Stated goal. Omit every picture, then give all the entries again exactly.

Material.
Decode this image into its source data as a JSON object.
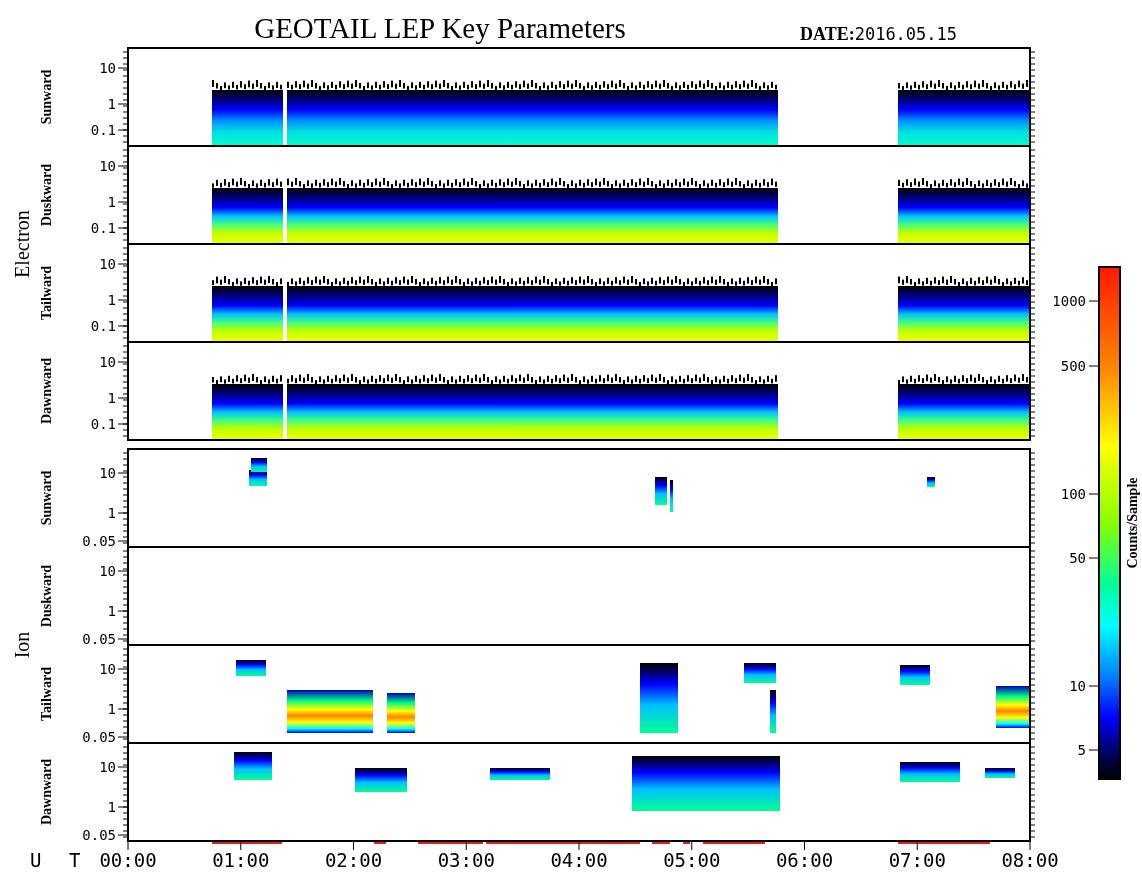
{
  "title": "GEOTAIL LEP Key Parameters",
  "date": {
    "label": "DATE:",
    "value": "2016.05.15"
  },
  "groups": [
    {
      "name": "Electron",
      "panels": [
        {
          "label": "Sunward",
          "yticks": [
            "10",
            "1",
            "0.1"
          ]
        },
        {
          "label": "Duskward",
          "yticks": [
            "10",
            "1",
            "0.1"
          ]
        },
        {
          "label": "Tailward",
          "yticks": [
            "10",
            "1",
            "0.1"
          ]
        },
        {
          "label": "Dawnward",
          "yticks": [
            "10",
            "1",
            "0.1"
          ]
        }
      ]
    },
    {
      "name": "Ion",
      "panels": [
        {
          "label": "Sunward",
          "yticks": [
            "10",
            "1",
            "0.05"
          ]
        },
        {
          "label": "Duskward",
          "yticks": [
            "10",
            "1",
            "0.05"
          ]
        },
        {
          "label": "Tailward",
          "yticks": [
            "10",
            "1",
            "0.05"
          ]
        },
        {
          "label": "Dawnward",
          "yticks": [
            "10",
            "1",
            "0.05"
          ]
        }
      ]
    }
  ],
  "xaxis": {
    "label": "U T",
    "ticks": [
      "00:00",
      "01:00",
      "02:00",
      "03:00",
      "04:00",
      "05:00",
      "06:00",
      "07:00",
      "08:00"
    ]
  },
  "colorbar": {
    "label": "Counts/Sample",
    "ticks": [
      "1000",
      "500",
      "100",
      "50",
      "10",
      "5"
    ]
  }
}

Solution to this exercise.
Decode this image into its source data as a JSON object.
{
  "title": "GEOTAIL LEP Key Parameters",
  "date": {
    "label": "DATE:",
    "value": "2016.05.15"
  },
  "groups": [
    {
      "name": "Electron",
      "panels": [
        {
          "label": "Sunward",
          "yticks": [
            "10",
            "1",
            "0.1"
          ]
        },
        {
          "label": "Duskward",
          "yticks": [
            "10",
            "1",
            "0.1"
          ]
        },
        {
          "label": "Tailward",
          "yticks": [
            "10",
            "1",
            "0.1"
          ]
        },
        {
          "label": "Dawnward",
          "yticks": [
            "10",
            "1",
            "0.1"
          ]
        }
      ]
    },
    {
      "name": "Ion",
      "panels": [
        {
          "label": "Sunward",
          "yticks": [
            "10",
            "1",
            "0.05"
          ]
        },
        {
          "label": "Duskward",
          "yticks": [
            "10",
            "1",
            "0.05"
          ]
        },
        {
          "label": "Tailward",
          "yticks": [
            "10",
            "1",
            "0.05"
          ]
        },
        {
          "label": "Dawnward",
          "yticks": [
            "10",
            "1",
            "0.05"
          ]
        }
      ]
    }
  ],
  "xaxis": {
    "label": "U T",
    "ticks": [
      "00:00",
      "01:00",
      "02:00",
      "03:00",
      "04:00",
      "05:00",
      "06:00",
      "07:00",
      "08:00"
    ]
  },
  "colorbar": {
    "label": "Counts/Sample",
    "ticks": [
      "1000",
      "500",
      "100",
      "50",
      "10",
      "5"
    ]
  }
}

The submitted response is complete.